* _INPUT RECORDS_:
** start **

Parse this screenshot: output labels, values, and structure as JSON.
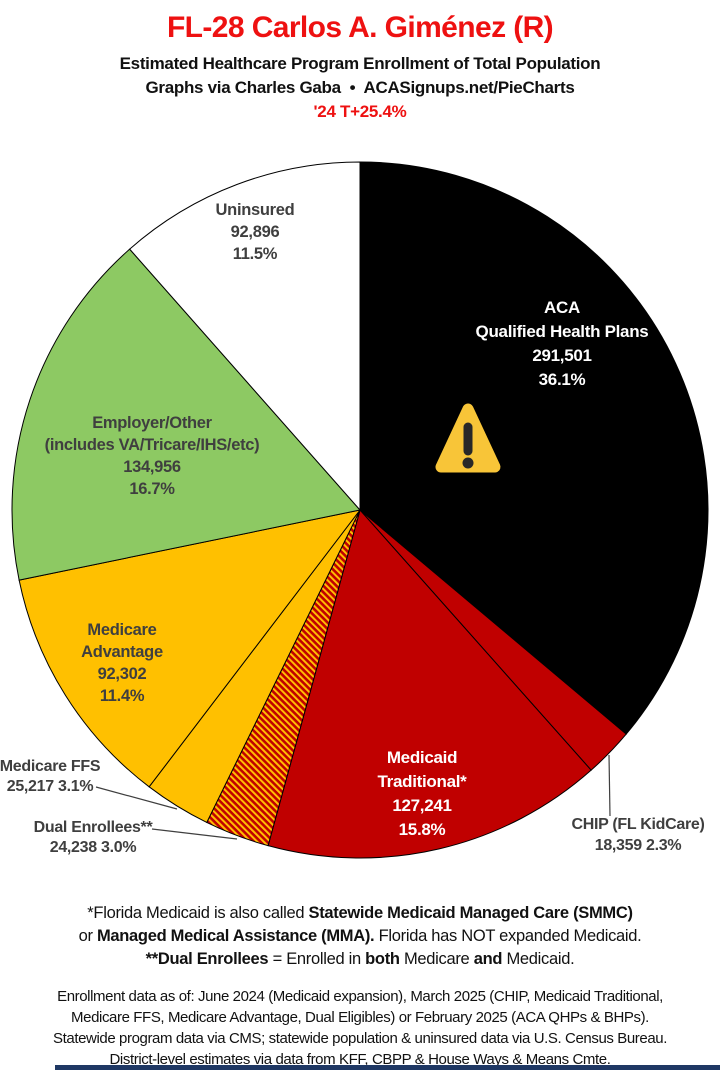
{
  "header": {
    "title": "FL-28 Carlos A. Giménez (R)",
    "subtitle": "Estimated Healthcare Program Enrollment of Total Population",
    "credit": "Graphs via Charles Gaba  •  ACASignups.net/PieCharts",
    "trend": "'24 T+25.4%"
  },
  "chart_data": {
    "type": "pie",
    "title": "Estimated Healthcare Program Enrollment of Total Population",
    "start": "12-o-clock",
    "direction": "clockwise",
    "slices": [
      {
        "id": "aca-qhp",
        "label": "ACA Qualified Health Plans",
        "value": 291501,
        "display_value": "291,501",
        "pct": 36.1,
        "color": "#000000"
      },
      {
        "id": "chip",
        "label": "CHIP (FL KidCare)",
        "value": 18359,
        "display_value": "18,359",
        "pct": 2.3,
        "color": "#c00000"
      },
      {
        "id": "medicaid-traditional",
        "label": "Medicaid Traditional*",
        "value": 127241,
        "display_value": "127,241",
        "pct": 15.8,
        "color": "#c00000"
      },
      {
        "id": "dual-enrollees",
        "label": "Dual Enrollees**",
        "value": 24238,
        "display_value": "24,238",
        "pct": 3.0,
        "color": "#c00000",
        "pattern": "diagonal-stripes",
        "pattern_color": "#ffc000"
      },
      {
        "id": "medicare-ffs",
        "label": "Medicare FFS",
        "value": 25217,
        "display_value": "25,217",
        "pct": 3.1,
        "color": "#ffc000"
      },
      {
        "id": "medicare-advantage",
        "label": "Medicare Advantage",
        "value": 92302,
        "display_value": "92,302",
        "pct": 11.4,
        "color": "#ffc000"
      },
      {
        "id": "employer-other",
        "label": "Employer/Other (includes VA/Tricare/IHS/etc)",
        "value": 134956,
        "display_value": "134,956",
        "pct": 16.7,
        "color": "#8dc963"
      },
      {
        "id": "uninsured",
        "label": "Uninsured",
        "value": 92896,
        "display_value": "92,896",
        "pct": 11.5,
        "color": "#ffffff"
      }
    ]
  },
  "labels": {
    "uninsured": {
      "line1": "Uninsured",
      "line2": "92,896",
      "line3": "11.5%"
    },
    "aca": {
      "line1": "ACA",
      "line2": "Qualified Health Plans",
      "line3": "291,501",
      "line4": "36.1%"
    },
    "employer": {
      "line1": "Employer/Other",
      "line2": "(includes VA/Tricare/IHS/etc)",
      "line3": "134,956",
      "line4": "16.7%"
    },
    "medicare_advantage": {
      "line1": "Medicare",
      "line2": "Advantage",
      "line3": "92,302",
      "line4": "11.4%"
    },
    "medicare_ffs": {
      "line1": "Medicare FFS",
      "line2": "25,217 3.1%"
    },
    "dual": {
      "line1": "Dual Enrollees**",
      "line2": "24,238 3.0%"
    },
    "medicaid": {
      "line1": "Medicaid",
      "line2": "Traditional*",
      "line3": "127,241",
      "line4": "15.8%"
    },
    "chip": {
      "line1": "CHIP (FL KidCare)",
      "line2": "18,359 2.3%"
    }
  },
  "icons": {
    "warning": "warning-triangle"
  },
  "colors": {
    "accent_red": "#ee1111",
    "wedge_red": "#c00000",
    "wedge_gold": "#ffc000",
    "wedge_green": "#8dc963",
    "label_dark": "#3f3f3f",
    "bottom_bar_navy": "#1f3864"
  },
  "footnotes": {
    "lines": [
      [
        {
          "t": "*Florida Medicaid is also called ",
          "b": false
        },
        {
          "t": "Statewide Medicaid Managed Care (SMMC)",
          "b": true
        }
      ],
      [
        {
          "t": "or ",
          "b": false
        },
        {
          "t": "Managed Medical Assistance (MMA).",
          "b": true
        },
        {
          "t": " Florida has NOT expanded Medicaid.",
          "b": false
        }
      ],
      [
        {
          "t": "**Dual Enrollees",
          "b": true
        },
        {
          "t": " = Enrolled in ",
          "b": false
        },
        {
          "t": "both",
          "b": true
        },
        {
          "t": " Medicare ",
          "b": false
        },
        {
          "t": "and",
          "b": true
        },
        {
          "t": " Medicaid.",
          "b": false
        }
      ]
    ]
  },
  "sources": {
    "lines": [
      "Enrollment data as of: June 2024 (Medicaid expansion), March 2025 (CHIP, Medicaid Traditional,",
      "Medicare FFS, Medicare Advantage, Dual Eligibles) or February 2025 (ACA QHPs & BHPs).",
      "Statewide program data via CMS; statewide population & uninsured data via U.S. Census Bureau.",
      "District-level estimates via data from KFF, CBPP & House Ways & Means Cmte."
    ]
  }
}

** end **

* _REQUIRED WORK_: Which lines above contain the word "Plans"? Copy each of them.

* _RESULT_:
        "label": "ACA Qualified Health Plans",
      "line2": "Qualified Health Plans",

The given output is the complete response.